Your instructions: Below is a listing. Gather each line of it that contains "this".

__________________________________________________

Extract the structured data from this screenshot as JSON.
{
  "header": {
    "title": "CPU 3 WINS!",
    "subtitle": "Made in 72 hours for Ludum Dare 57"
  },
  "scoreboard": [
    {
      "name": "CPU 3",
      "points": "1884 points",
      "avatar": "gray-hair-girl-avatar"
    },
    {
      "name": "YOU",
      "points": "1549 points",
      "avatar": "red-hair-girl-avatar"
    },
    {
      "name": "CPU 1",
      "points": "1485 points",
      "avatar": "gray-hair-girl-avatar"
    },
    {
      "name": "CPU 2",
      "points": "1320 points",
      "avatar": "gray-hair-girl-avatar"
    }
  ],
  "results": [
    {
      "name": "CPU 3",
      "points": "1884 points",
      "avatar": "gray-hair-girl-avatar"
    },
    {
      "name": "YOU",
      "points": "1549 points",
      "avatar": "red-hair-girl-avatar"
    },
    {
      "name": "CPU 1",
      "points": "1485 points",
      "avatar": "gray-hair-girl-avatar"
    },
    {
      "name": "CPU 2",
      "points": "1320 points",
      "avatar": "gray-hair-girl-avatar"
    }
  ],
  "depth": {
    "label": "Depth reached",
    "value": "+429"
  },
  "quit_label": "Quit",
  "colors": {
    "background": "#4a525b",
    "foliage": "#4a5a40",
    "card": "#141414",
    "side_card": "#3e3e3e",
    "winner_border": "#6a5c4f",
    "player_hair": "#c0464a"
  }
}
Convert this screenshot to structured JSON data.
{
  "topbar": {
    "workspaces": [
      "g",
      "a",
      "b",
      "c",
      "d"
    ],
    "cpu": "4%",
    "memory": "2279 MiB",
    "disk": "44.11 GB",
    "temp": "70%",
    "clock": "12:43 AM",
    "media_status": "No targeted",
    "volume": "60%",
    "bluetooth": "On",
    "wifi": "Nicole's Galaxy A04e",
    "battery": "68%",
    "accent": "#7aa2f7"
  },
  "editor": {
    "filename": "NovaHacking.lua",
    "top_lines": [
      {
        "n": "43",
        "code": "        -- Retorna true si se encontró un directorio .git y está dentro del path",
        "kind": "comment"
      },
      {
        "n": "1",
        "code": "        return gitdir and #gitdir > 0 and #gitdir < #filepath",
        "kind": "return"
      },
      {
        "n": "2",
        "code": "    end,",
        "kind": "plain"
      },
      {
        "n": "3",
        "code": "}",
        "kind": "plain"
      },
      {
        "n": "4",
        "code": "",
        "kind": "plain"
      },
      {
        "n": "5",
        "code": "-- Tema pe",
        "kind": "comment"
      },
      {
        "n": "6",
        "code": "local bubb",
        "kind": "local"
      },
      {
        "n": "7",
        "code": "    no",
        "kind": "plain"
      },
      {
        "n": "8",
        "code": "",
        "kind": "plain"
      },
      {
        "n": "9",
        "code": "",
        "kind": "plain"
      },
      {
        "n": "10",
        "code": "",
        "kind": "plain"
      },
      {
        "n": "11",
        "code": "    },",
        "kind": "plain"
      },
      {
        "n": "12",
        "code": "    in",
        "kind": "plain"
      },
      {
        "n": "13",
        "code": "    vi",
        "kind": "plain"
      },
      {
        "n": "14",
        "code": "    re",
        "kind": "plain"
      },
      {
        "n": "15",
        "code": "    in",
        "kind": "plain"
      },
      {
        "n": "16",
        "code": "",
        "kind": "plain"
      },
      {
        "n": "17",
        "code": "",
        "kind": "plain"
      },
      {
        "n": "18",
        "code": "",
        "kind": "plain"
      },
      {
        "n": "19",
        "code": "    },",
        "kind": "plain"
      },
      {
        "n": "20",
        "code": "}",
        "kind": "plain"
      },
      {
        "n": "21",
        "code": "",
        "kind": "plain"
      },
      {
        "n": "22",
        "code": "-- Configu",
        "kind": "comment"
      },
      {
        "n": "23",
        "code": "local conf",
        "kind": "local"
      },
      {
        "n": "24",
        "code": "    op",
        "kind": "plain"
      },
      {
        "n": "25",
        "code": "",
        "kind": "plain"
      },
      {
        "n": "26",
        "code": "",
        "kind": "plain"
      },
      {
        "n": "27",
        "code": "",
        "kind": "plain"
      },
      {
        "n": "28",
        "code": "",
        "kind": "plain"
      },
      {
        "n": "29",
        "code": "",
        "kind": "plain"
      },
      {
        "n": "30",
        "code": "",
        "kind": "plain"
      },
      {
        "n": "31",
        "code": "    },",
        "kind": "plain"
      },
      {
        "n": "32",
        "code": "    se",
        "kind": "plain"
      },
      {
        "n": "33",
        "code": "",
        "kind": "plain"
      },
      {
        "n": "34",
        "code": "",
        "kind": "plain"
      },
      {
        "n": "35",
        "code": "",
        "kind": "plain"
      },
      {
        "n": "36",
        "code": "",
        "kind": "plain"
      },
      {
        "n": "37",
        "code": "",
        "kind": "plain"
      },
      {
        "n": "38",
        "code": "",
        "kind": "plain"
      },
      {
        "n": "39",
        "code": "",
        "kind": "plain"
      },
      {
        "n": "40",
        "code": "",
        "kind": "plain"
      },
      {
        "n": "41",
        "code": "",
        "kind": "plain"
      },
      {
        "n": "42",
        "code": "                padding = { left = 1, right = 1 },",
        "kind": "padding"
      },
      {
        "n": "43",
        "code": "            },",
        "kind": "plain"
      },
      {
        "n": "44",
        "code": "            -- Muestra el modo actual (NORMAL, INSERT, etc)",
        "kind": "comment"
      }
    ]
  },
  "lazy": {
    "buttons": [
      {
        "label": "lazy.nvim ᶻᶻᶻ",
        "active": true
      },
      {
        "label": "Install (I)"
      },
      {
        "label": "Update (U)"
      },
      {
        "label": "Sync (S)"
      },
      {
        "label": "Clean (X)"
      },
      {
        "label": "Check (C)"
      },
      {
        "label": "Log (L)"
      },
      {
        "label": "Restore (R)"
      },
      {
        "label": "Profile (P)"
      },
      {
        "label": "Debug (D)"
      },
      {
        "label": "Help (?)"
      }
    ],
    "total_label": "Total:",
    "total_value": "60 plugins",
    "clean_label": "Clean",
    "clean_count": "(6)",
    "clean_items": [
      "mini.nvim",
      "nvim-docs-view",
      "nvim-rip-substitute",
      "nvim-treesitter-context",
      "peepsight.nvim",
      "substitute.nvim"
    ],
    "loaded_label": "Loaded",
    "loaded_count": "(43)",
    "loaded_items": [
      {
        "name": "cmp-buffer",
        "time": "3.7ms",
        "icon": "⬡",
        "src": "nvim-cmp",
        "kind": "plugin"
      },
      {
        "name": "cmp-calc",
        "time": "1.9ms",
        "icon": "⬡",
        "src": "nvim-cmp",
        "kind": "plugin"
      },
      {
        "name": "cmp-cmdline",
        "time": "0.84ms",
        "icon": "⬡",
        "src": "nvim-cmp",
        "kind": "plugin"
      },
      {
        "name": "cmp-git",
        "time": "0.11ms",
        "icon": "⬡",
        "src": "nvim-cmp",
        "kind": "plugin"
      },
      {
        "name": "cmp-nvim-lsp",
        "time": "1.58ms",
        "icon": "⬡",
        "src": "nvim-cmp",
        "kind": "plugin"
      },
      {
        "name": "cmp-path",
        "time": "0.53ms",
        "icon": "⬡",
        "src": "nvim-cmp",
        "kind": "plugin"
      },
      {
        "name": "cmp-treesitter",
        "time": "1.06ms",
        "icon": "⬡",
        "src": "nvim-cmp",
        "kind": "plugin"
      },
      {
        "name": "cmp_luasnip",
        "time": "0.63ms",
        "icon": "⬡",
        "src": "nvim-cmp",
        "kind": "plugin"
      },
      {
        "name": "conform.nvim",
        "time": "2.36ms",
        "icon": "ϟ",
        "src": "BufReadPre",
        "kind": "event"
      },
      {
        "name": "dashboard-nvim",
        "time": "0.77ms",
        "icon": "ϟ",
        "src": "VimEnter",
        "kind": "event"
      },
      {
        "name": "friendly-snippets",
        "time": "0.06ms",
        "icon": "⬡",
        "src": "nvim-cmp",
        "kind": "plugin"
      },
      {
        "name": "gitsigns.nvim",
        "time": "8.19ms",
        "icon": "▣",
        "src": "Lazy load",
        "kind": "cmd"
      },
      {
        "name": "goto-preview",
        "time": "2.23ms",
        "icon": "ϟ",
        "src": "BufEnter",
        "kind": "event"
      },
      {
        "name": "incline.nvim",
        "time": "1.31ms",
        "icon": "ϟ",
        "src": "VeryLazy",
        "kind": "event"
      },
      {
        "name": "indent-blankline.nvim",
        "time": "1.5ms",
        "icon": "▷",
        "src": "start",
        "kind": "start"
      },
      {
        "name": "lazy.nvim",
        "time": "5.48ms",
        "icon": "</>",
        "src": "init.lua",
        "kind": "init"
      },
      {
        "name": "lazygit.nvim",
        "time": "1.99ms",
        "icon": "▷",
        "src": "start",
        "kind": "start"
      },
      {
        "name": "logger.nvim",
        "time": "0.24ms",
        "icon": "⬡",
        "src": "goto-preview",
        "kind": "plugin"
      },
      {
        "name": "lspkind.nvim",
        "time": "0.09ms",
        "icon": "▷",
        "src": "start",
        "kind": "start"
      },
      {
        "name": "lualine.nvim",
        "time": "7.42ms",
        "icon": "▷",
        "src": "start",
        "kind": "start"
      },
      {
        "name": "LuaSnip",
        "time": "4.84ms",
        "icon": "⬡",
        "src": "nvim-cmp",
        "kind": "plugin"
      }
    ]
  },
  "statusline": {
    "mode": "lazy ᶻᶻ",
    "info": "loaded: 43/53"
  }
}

__________________________________________________

Response:
Extract the structured data from this screenshot as JSON.
Convert this screenshot to structured JSON data.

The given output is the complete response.